# Requirement
Copy out each line of the material below that holds the string "балл".

— Begin Material to process —

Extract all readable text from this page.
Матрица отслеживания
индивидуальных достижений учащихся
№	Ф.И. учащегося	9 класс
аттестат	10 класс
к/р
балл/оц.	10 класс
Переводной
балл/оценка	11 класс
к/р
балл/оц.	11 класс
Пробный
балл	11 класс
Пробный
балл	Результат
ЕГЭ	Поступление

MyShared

— End Material to process —

# Result of this exercise
балл/оц.	10 класс
балл/оценка	11 класс
балл/оц.	11 класс
балл	11 класс
балл	Результат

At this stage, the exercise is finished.